"Non dire niente a nessuno", 13enne violentata in auto dall'amico del fidanzato

In carcere un giovane di Chiusano San Domenico: deve scontare 9 anni

non dire niente a nessuno 13enne violentata in auto dall amico del fidanzato
Avellino.  

Dovrà scontare la condanna di nove anni per violenza sessuale. Per il trentenne di Chiusano San Domenico si sono aperte le porte del carcere. La condanna a nove anni di reclusione, emessa in primo grado dal tribunale di Avellino in composizione collegiale, presieduto dal giudice Galeota, è diventata definitiva. Il giovane - con la scusa di organizzare la festa di compleanno del fidanzatino dell’epoca della ragazza - l’ha condotta in un luogo appartato per abusare sessualmente di lei. La vittima, all'epoca aveva solo 13 anni, si era fidata dell’amico del fidanzato e lo seguì nella sua auto. 

Nel corso dei tre gradi di giudizio, la parte offesa e i suoi familiari, sono stati difesi dall’avvocato Innocenzo Massaro.

La trappola e le pressioni psicologiche

L’uomo l'ha convinta a farla salire in auto, rassicurandola che l’avrebbe accompagnata a fare le compere più velocemente, ma invece di recarsi in centro, ha invertito la rotta. Ha dunque condotto la ragazzina in una zona isolata e con la violenza e la forza l’ha obbligata a un rapporto sessuale non voluto. Subito dopo l’ha tranquillizzata, l’ha ricondotta nei pressi del centro abitato e sono iniziate anche le violenze psicologiche. Le ha ordinato di non dire nulla a nessuno. 

"Il paese è piccolo e se si viene a sapere stiamo sulla bocca di tutti". La ragazzina si è chiusa nel silenzio. Inizialmente il senso di vergogna è stato dominante su tutti gli altri sentimenti.

La denuncia dopo tre anni dai fatti

La denuncia è arrivata tre anni dopo dai fatti, grazie all’ausilio degli addetti ai lavori del centro Alice e Bianconiglio, psicologi e psicoterapeuti, che sono riusciti a far riemergere la speciosa vicenda che la ragazzina aveva subito. E difatti dopo tre anni di terapia con la psicologa del centro la tredicenne ha trovato il coraggio di raccontare la violenza subita. E dopo essersi confidata con la psicologa, ha trovato il coraggio di raccontare quanto era stata costretta a subire, anche ai suoi genitori che hanno provveduto a sporgere denuncia.

Consegna » Ricopia dall'articolo sulla condanna per violenza sessuale il passo compreso tra "L’uomo l'ha convinta" e "nulla a nessuno.", estremi inclusi.

Materiale fornito »

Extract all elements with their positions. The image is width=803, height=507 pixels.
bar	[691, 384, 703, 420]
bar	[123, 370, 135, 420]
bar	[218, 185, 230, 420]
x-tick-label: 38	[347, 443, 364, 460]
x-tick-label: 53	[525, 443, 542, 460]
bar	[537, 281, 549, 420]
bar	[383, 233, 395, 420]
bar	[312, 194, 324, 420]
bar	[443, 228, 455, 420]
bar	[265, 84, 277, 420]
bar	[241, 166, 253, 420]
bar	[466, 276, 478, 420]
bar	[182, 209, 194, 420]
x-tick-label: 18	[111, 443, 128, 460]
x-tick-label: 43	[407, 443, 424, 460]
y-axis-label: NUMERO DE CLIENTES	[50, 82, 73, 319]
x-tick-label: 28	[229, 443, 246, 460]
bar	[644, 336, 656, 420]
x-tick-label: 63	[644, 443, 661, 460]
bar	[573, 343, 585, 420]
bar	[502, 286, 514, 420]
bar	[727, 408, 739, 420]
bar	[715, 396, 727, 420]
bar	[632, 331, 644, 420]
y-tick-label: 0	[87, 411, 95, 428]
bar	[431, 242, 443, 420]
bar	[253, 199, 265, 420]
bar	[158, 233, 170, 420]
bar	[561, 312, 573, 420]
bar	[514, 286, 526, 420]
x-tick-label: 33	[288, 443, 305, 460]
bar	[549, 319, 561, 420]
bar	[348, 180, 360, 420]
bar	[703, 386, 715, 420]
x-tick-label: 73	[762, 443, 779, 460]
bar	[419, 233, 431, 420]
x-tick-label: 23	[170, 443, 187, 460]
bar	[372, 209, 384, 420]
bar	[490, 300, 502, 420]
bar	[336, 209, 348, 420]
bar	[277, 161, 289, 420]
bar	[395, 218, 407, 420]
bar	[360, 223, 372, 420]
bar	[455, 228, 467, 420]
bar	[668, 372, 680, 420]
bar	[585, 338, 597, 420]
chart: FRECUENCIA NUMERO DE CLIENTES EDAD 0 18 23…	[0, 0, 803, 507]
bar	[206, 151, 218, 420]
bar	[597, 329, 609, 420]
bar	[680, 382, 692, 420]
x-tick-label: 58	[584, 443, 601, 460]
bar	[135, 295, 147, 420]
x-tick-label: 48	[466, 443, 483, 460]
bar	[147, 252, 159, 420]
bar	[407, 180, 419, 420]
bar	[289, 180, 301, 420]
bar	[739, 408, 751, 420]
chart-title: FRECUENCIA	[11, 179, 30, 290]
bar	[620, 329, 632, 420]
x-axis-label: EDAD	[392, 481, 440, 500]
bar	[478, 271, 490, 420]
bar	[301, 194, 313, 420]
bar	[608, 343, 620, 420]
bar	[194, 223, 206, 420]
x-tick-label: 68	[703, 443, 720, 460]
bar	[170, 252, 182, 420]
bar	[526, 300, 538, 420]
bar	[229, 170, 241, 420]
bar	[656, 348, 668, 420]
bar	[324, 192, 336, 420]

Svolgimento »
L’uomo l'ha convinta a farla salire in auto, rassicurandola che l’avrebbe accompagnata a fare le compere più velocemente, ma invece di recarsi in centro, ha invertito la rotta. Ha dunque condotto la ragazzina in una zona isolata e con la violenza e la forza l’ha obbligata a un rapporto sessuale non voluto. Subito dopo l’ha tranquillizzata, l’ha ricondotta nei pressi del centro abitato e sono iniziate anche le violenze psicologiche. Le ha ordinato di non dire nulla a nessuno.